# Task goal
Only lines with the string "over" matter here; gather them from the material below.
□ □ □
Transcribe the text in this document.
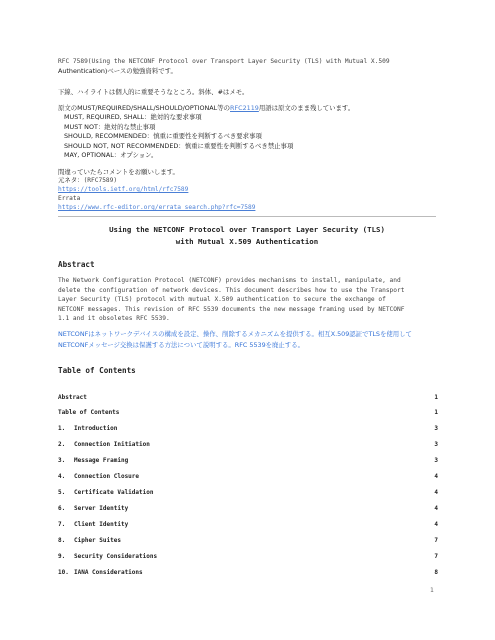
RFC 7589(Using the NETCONF Protocol over Transport Layer Security (TLS) with Mutual X.509
Authentication)ベースの勉強資料です。
下線、ハイライトは個人的に重要そうなところ。斜体、#はメモ。
原文のMUST/REQUIRED/SHALL/SHOULD/OPTIONAL等のRFC2119用語は原文のまま残しています。
MUST, REQUIRED, SHALL：絶対的な要求事項
MUST NOT：絶対的な禁止事項
SHOULD, RECOMMENDED：慎重に重要性を判断するべき要求事項
SHOULD NOT, NOT RECOMMENDED：慎重に重要性を判断するべき禁止事項
MAY, OPTIONAL：オプション。
間違っていたらコメントをお願いします。
元ネタ：(RFC7589)
https://tools.ietf.org/html/rfc7589
Errata
https://www.rfc-editor.org/errata_search.php?rfc=7589
Using the NETCONF Protocol over Transport Layer Security (TLS)
with Mutual X.509 Authentication
Abstract
The Network Configuration Protocol (NETCONF) provides mechanisms to install, manipulate, and
delete the configuration of network devices. This document describes how to use the Transport
Layer Security (TLS) protocol with mutual X.509 authentication to secure the exchange of
NETCONF messages. This revision of RFC 5539 documents the new message framing used by NETCONF
1.1 and it obsoletes RFC 5539.
NETCONFはネットワークデバイスの構成を設定、操作、削除するメカニズムを提供する。相互X.509認証でTLSを使用して
NETCONFメッセージ交換は保護する方法について説明する。RFC 5539を廃止する。
Table of Contents
Abstract	1
Table of Contents	1
1.	Introduction	3
2.	Connection Initiation	3
3.	Message Framing	3
4.	Connection Closure	4
5.	Certificate Validation	4
6.	Server Identity	4
7.	Client Identity	4
8.	Cipher Suites	7
9.	Security Considerations	7
10. IANA Considerations	8
1
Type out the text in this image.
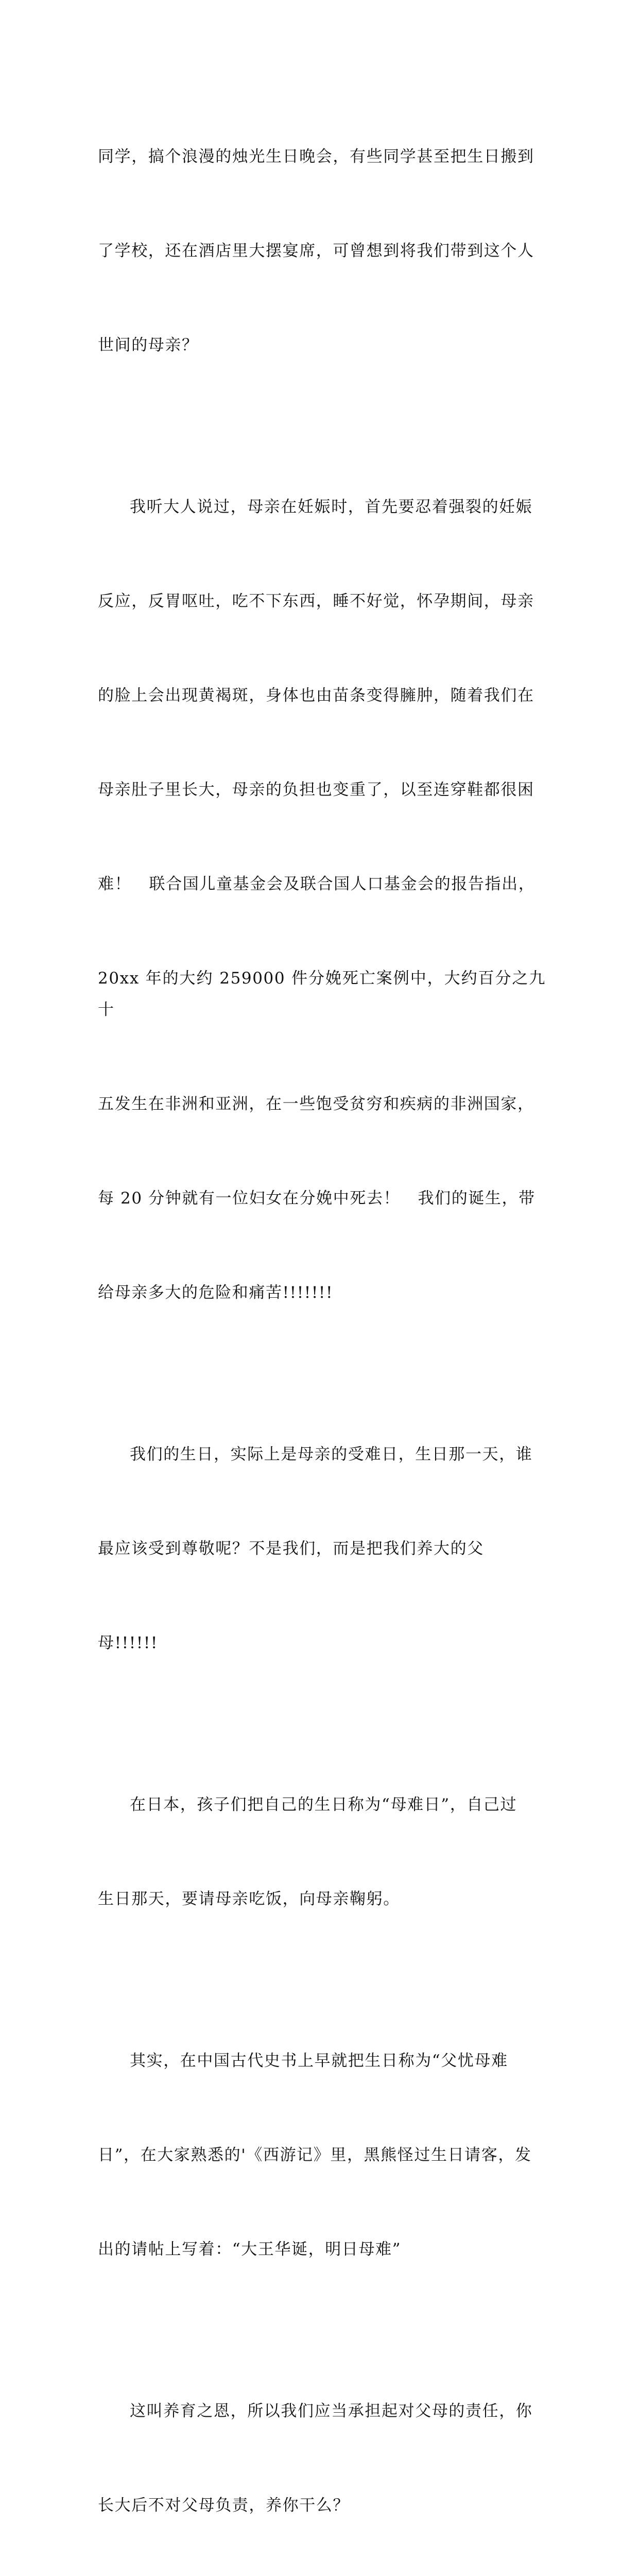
同学，搞个浪漫的烛光生日晚会，有些同学甚至把生日搬到

了学校，还在酒店里大摆宴席，可曾想到将我们带到这个人

世间的母亲？

我听大人说过，母亲在妊娠时，首先要忍着强裂的妊娠

反应，反胃呕吐，吃不下东西，睡不好觉，怀孕期间，母亲

的脸上会出现黄褐斑，身体也由苗条变得臃肿，随着我们在

母亲肚子里长大，母亲的负担也变重了，以至连穿鞋都很困

难！   联合国儿童基金会及联合国人口基金会的报告指出，

20xx 年的大约 259000 件分娩死亡案例中，大约百分之九十

五发生在非洲和亚洲，在一些饱受贫穷和疾病的非洲国家，

每 20 分钟就有一位妇女在分娩中死去！   我们的诞生，带

给母亲多大的危险和痛苦!!!!!!!

我们的生日，实际上是母亲的受难日，生日那一天，谁

最应该受到尊敬呢？不是我们，而是把我们养大的父

母!!!!!!

在日本，孩子们把自己的生日称为“母难日”，自己过

生日那天，要请母亲吃饭，向母亲鞠躬。

其实，在中国古代史书上早就把生日称为“父忧母难

日”，在大家熟悉的'《西游记》里，黑熊怪过生日请客，发

出的请帖上写着：“大王华诞，明日母难”

这叫养育之恩，所以我们应当承担起对父母的责任，你

长大后不对父母负责，养你干么？
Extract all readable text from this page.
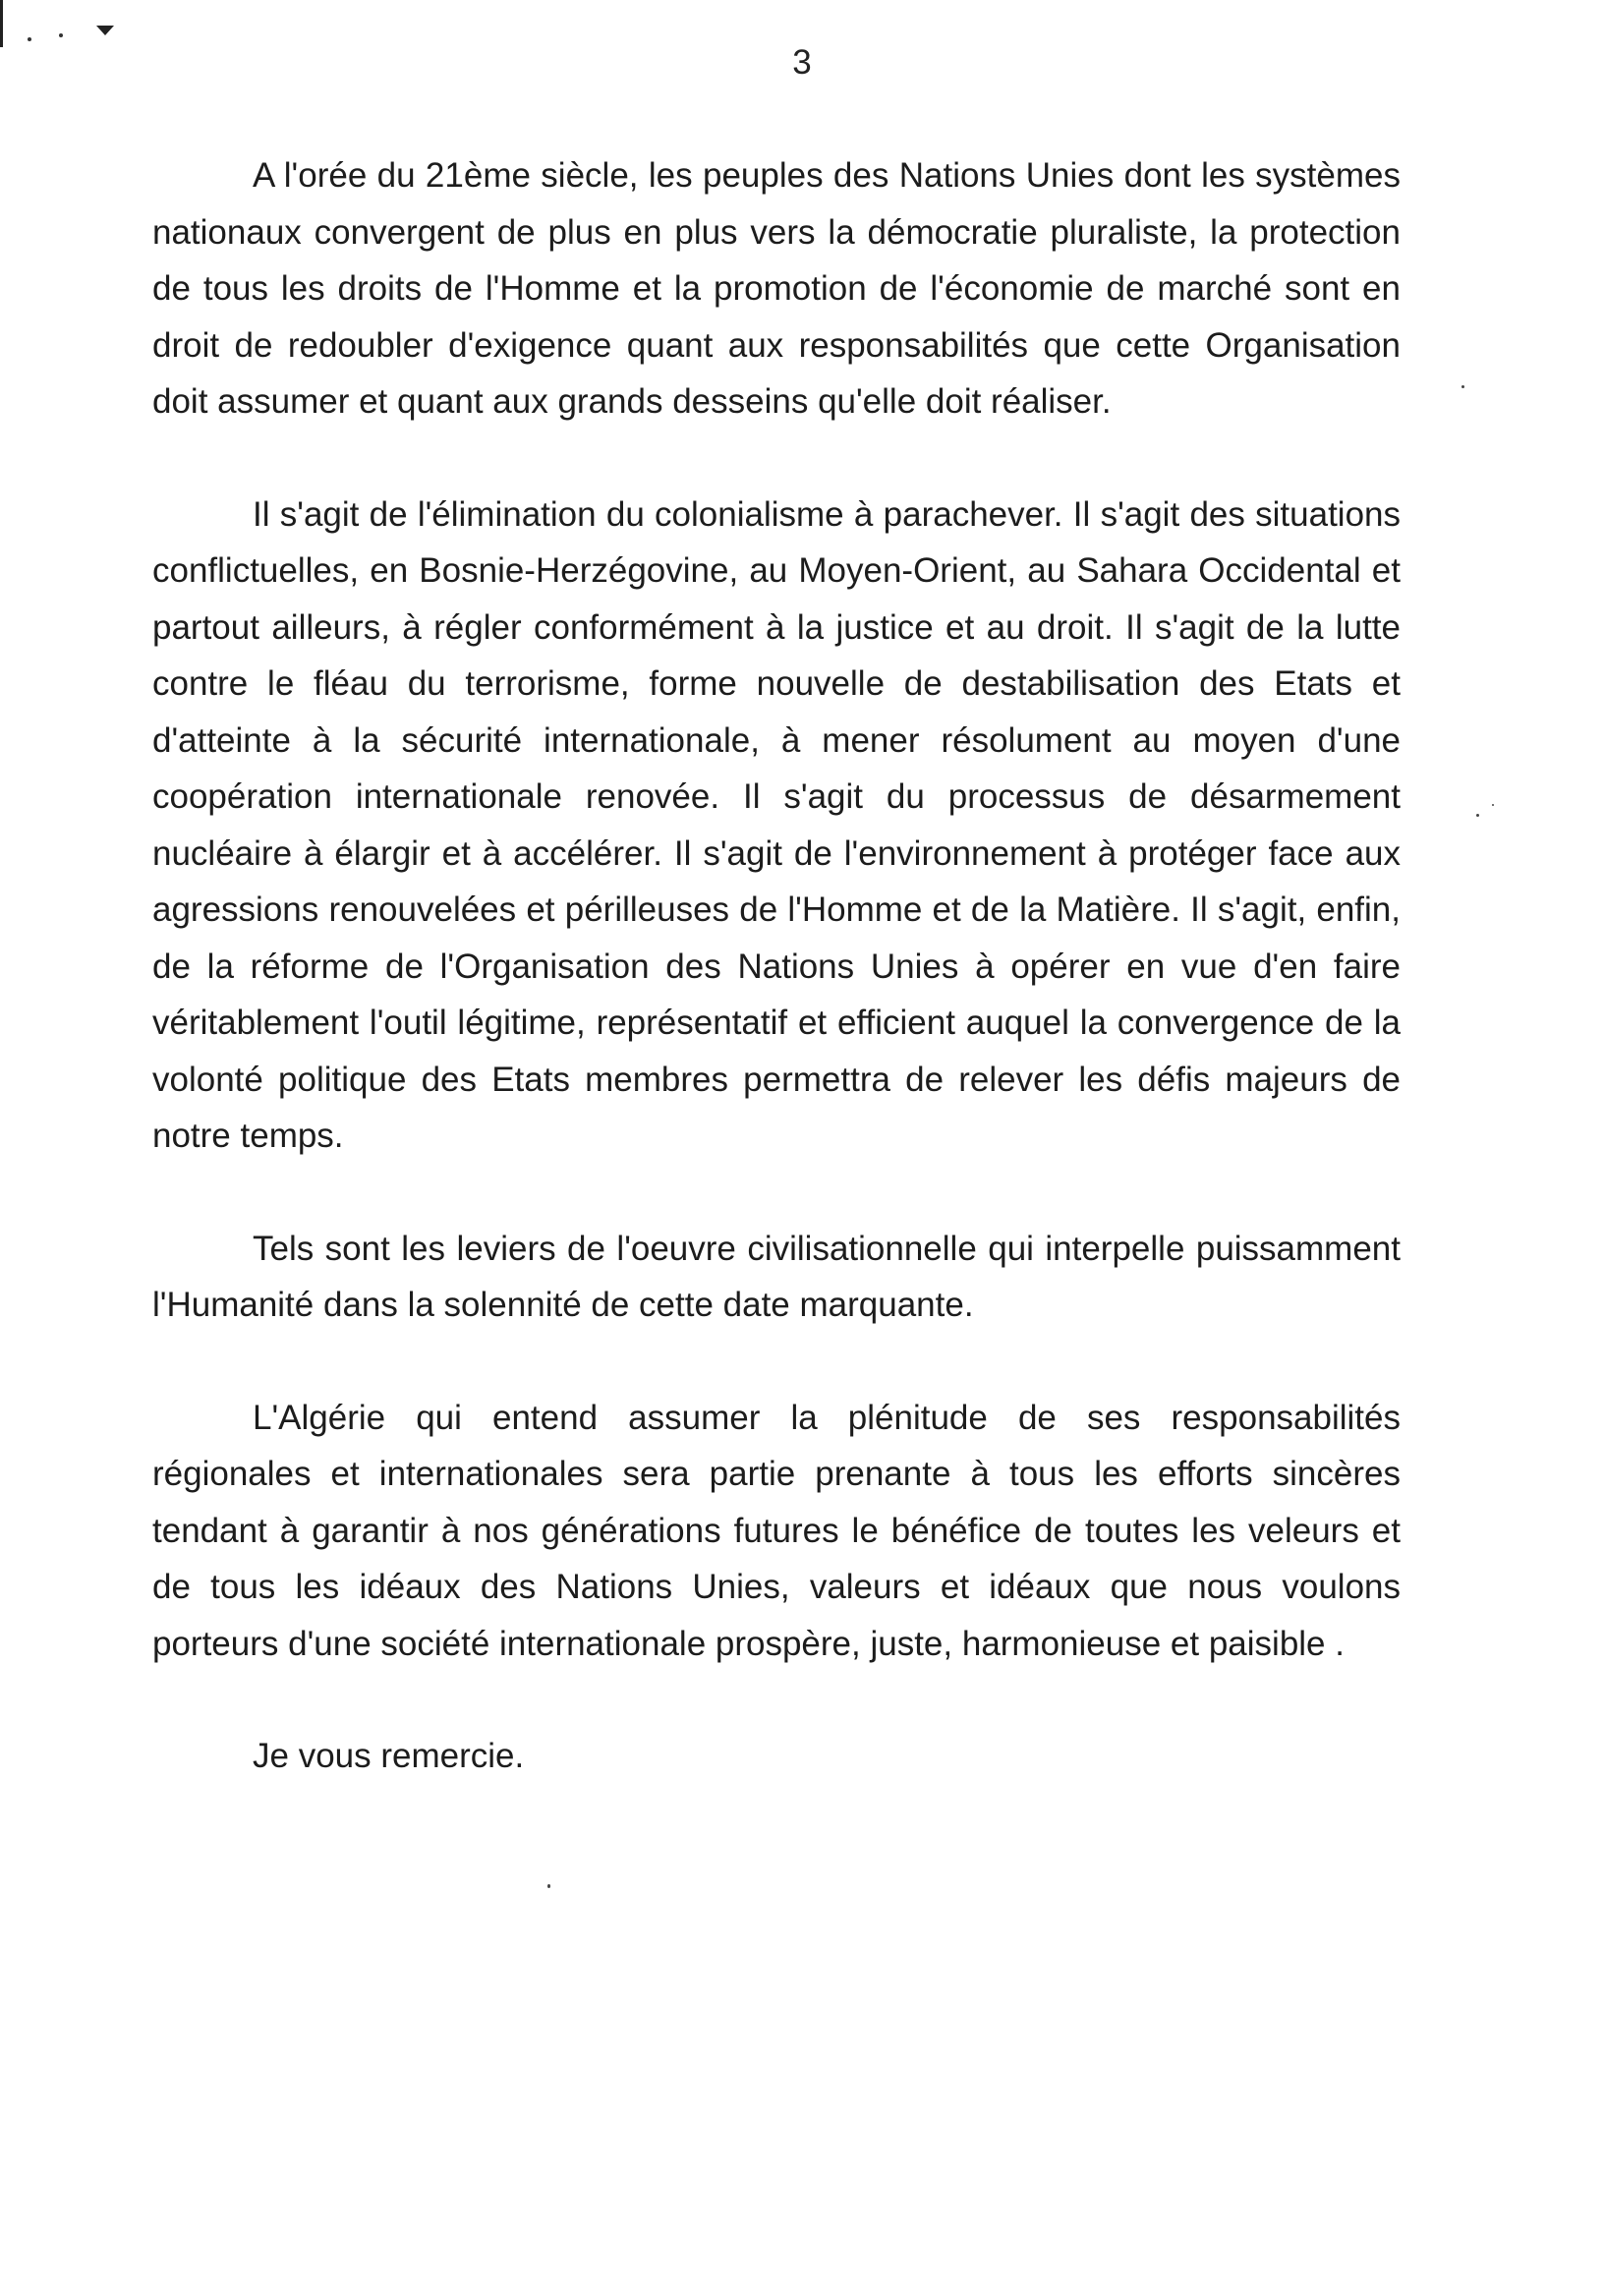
3

A l'orée du 21ème siècle, les peuples des Nations Unies dont les systèmes nationaux convergent de plus en plus vers la démocratie pluraliste, la protection de tous les droits de l'Homme et la promotion de l'économie de marché sont en droit de redoubler d'exigence quant aux responsabilités que cette Organisation doit assumer et quant aux grands desseins qu'elle doit réaliser.

Il s'agit de l'élimination du colonialisme à parachever. Il s'agit des situations conflictuelles, en Bosnie-Herzégovine, au Moyen-Orient, au Sahara Occidental et partout ailleurs, à régler conformément à la justice et au droit. Il s'agit de la lutte contre le fléau du terrorisme, forme nouvelle de destabilisation des Etats et d'atteinte à la sécurité internationale, à mener résolument au moyen d'une coopération internationale renovée. Il s'agit du processus de désarmement nucléaire à élargir et à accélérer. Il s'agit de l'environnement à protéger face aux agressions renouvelées et périlleuses de l'Homme et de la Matière. Il s'agit, enfin, de la réforme de l'Organisation des Nations Unies à opérer en vue d'en faire véritablement l'outil légitime, représentatif et efficient auquel la convergence de la volonté politique des Etats membres permettra de relever les défis majeurs de notre temps.

Tels sont les leviers de l'oeuvre civilisationnelle qui interpelle puissamment l'Humanité dans la solennité de cette date marquante.

L'Algérie qui entend assumer la plénitude de ses responsabilités régionales et internationales sera partie prenante à tous les efforts sincères tendant à garantir à nos générations futures le bénéfice de toutes les veleurs et de tous les idéaux des Nations Unies, valeurs et idéaux que nous voulons porteurs d'une société internationale prospère, juste, harmonieuse et paisible .

Je vous remercie.
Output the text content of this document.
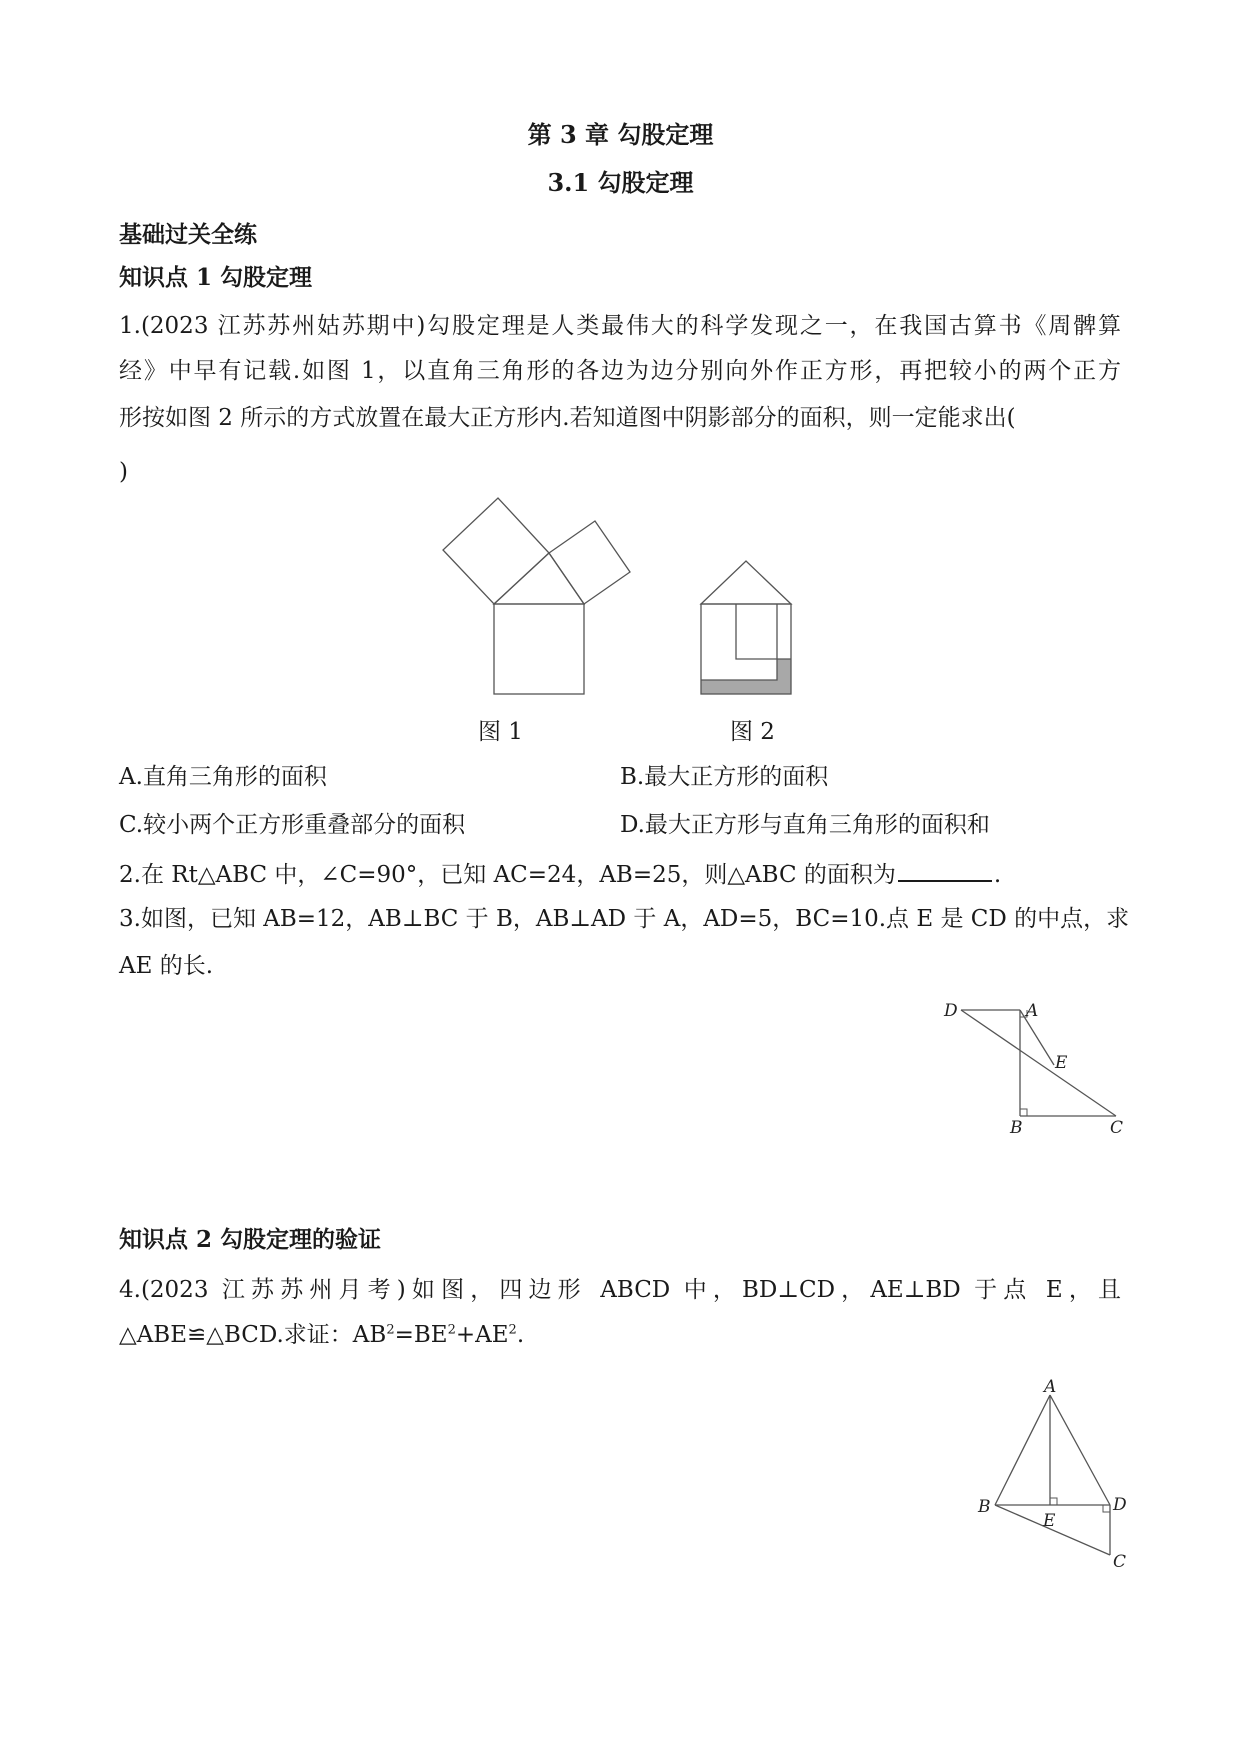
第 3 章 勾股定理
3.1 勾股定理
基础过关全练
知识点 1 勾股定理
1.(2023 江苏苏州姑苏期中)勾股定理是人类最伟大的科学发现之一，在我国古算书《周髀算
经》中早有记载.如图 1，以直角三角形的各边为边分别向外作正方形，再把较小的两个正方
形按如图 2 所示的方式放置在最大正方形内.若知道图中阴影部分的面积，则一定能求出(
)
图 1	图 2
A.直角三角形的面积	B.最大正方形的面积
C.较小两个正方形重叠部分的面积	D.最大正方形与直角三角形的面积和
2.在 Rt△ABC 中，∠C=90°，已知 AC=24，AB=25，则△ABC 的面积为	.
3.如图，已知 AB=12，AB⊥BC 于 B，AB⊥AD 于 A，AD=5，BC=10.点 E 是 CD 的中点，求
AE 的长.
D	A
E
B	C
知识点 2 勾股定理的验证
4.(2023 江苏苏州月考)如图，四边形 ABCD 中，BD⊥CD，AE⊥BD 于点 E，且
△ABE≌△BCD.求证：$AB^2=BE^2+AE^2$.
A
B
E
D
C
□ □ □
# Correct answer
RFC 7589(Using the NETCONF Protocol over Transport Layer Security (TLS) with Mutual X.509
Using the NETCONF Protocol over Transport Layer Security (TLS)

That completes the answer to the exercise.